[start Records provided]
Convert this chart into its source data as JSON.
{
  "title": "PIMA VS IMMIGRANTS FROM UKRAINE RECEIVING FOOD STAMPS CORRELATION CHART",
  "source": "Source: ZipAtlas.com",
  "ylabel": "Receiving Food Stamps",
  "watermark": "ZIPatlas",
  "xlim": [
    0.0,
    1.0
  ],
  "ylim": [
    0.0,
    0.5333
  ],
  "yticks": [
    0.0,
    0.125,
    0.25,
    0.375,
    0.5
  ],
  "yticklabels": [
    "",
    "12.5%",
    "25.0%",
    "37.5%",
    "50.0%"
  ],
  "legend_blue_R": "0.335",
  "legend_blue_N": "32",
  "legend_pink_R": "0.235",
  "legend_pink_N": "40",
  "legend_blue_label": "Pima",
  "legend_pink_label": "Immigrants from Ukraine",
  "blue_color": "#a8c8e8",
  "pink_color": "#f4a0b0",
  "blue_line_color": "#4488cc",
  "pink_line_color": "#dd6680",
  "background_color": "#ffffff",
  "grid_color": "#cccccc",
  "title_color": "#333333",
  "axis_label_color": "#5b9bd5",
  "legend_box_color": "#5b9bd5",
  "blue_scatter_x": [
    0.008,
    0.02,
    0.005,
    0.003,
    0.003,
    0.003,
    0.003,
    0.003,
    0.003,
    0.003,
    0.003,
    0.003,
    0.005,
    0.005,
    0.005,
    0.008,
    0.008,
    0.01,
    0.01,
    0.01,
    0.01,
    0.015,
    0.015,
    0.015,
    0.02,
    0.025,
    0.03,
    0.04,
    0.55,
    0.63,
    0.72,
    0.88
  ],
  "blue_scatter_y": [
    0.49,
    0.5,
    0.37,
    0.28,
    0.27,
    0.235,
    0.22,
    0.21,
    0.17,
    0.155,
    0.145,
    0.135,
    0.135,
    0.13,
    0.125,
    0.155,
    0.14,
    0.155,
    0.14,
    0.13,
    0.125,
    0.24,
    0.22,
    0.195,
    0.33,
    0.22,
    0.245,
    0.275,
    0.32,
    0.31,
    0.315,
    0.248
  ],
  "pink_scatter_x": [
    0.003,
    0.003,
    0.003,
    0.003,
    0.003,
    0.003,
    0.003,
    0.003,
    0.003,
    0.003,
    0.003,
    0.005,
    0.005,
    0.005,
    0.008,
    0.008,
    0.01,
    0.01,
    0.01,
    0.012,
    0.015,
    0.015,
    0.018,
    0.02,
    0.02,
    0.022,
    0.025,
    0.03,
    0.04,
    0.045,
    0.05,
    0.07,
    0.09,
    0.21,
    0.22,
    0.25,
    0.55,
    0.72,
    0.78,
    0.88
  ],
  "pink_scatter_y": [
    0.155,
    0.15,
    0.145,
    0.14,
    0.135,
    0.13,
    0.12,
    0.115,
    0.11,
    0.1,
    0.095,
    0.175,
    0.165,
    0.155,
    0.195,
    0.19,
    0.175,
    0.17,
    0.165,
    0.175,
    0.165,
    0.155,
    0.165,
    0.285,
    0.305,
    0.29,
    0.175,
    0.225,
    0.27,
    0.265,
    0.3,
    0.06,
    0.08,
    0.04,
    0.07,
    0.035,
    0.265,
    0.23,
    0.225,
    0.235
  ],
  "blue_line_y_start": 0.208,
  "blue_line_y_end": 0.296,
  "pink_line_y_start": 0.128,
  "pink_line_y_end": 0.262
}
[end Records provided]
To do: Take each line of the material that contains the word "source" and list it.

Reply:
Convert this chart into its source data as JSON.
  "source": "Source: ZipAtlas.com",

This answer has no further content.